Data records -

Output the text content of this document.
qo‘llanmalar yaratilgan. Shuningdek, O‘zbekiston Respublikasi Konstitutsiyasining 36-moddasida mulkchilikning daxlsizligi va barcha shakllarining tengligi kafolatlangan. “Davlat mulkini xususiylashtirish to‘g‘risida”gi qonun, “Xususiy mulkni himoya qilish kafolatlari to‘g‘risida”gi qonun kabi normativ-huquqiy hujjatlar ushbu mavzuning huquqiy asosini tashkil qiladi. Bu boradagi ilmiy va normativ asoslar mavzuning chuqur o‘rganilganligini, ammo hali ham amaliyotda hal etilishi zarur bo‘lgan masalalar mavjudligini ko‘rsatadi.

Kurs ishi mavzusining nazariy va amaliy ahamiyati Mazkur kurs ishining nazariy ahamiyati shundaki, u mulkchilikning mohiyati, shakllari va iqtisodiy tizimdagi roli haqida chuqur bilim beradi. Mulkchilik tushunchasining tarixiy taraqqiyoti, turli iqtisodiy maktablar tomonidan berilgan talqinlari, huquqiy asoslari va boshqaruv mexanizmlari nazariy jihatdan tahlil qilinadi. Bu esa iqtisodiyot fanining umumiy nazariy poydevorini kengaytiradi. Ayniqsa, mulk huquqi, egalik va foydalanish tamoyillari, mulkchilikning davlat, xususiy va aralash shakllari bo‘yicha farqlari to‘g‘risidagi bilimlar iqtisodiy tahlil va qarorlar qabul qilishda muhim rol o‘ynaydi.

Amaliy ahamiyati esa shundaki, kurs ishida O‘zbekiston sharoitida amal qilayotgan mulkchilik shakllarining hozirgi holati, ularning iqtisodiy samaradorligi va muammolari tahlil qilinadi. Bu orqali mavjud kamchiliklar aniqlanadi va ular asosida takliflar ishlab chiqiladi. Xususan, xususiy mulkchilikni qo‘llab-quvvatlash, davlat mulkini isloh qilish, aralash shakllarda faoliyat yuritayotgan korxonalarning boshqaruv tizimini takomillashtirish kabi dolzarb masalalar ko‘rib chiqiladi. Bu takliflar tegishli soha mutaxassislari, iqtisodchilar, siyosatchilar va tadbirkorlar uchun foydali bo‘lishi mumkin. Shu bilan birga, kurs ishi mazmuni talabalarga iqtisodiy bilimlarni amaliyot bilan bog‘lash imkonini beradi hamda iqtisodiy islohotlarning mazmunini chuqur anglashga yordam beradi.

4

==

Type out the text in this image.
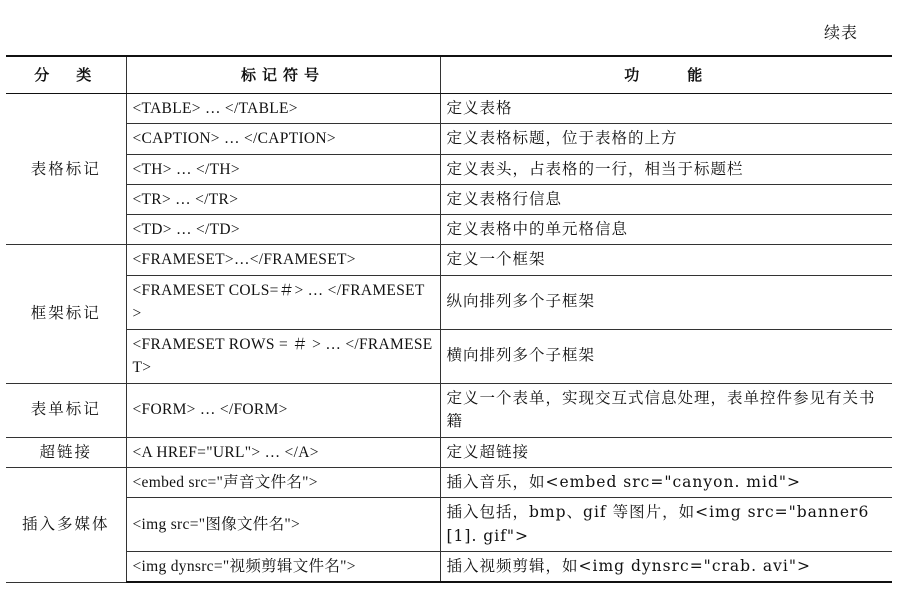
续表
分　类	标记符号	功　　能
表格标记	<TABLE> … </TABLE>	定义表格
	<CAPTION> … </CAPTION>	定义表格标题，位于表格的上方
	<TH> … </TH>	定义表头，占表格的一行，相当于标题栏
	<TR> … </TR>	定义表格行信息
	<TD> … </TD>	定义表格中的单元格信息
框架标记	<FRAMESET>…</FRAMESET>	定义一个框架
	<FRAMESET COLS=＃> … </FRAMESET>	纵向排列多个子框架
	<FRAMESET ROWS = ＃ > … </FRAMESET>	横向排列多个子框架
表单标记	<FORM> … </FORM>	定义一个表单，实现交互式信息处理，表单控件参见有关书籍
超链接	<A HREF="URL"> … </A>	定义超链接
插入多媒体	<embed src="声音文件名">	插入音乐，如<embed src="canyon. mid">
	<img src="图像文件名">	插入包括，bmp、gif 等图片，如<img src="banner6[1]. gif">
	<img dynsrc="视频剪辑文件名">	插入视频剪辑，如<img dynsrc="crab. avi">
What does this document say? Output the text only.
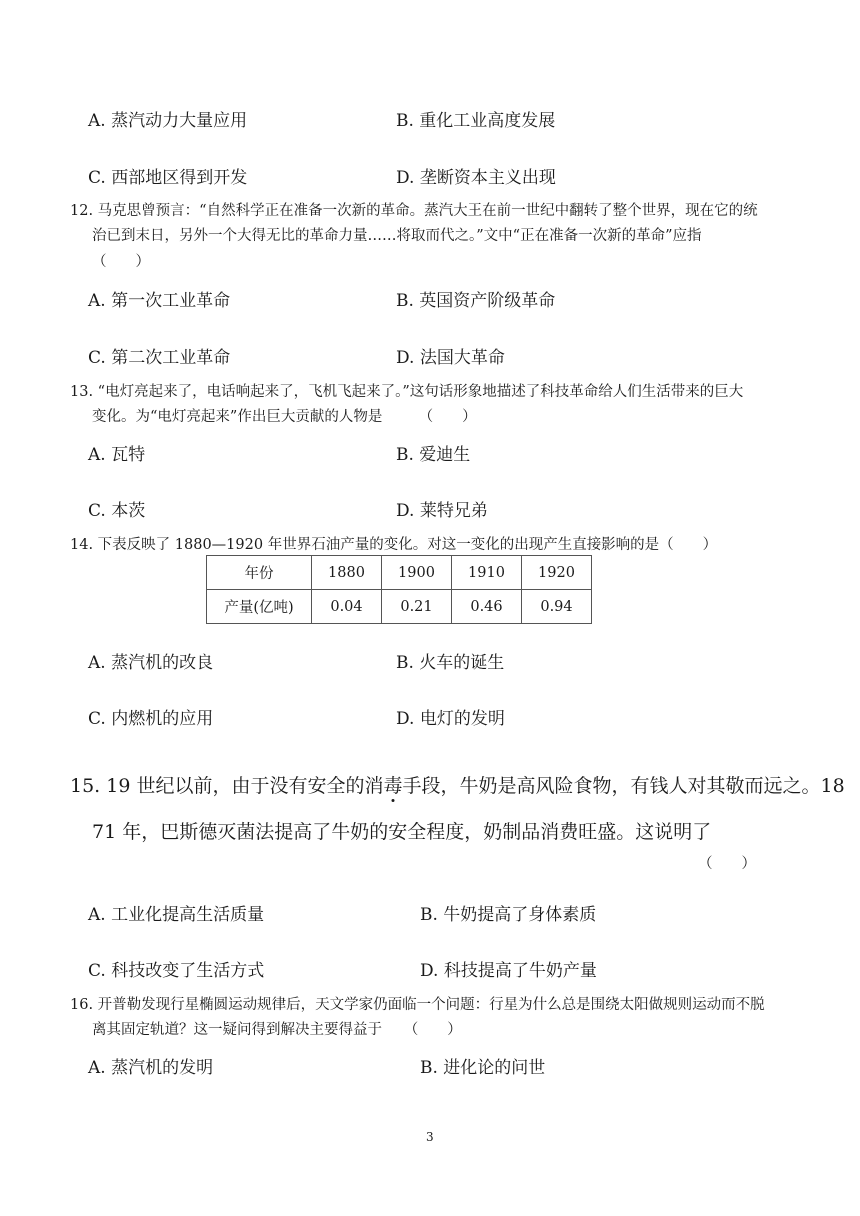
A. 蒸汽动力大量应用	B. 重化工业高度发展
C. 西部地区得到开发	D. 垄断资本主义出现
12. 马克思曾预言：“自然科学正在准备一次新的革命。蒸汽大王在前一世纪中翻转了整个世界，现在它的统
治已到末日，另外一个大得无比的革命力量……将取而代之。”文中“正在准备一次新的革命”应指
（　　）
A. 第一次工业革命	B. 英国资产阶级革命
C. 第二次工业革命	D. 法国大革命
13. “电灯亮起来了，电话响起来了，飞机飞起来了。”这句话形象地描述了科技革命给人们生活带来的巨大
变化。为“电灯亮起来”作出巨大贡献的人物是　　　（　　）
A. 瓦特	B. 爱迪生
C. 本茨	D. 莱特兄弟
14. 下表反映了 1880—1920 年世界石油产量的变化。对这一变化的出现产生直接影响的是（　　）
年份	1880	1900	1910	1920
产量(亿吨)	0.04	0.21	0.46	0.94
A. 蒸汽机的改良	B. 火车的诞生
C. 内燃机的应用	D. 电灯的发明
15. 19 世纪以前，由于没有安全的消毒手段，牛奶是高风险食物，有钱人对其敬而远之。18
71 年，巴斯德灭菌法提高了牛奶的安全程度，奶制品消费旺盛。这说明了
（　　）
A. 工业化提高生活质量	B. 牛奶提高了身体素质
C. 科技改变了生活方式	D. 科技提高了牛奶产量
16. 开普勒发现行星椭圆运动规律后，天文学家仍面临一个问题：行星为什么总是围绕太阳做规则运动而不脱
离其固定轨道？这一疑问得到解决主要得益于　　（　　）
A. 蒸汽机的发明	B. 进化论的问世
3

Stated exercise - Copy each line of the records containing the string "masalalar".

Task output -
qo‘llanmalar yaratilgan. Shuningdek, O‘zbekiston Respublikasi Konstitutsiyasining 36-moddasida mulkchilikning daxlsizligi va barcha shakllarining tengligi kafolatlangan. “Davlat mulkini xususiylashtirish to‘g‘risida”gi qonun, “Xususiy mulkni himoya qilish kafolatlari to‘g‘risida”gi qonun kabi normativ-huquqiy hujjatlar ushbu mavzuning huquqiy asosini tashkil qiladi. Bu boradagi ilmiy va normativ asoslar mavzuning chuqur o‘rganilganligini, ammo hali ham amaliyotda hal etilishi zarur bo‘lgan masalalar mavjudligini ko‘rsatadi.
Amaliy ahamiyati esa shundaki, kurs ishida O‘zbekiston sharoitida amal qilayotgan mulkchilik shakllarining hozirgi holati, ularning iqtisodiy samaradorligi va muammolari tahlil qilinadi. Bu orqali mavjud kamchiliklar aniqlanadi va ular asosida takliflar ishlab chiqiladi. Xususan, xususiy mulkchilikni qo‘llab-quvvatlash, davlat mulkini isloh qilish, aralash shakllarda faoliyat yuritayotgan korxonalarning boshqaruv tizimini takomillashtirish kabi dolzarb masalalar ko‘rib chiqiladi. Bu takliflar tegishli soha mutaxassislari, iqtisodchilar, siyosatchilar va tadbirkorlar uchun foydali bo‘lishi mumkin. Shu bilan birga, kurs ishi mazmuni talabalarga iqtisodiy bilimlarni amaliyot bilan bog‘lash imkonini beradi hamda iqtisodiy islohotlarning mazmunini chuqur anglashga yordam beradi.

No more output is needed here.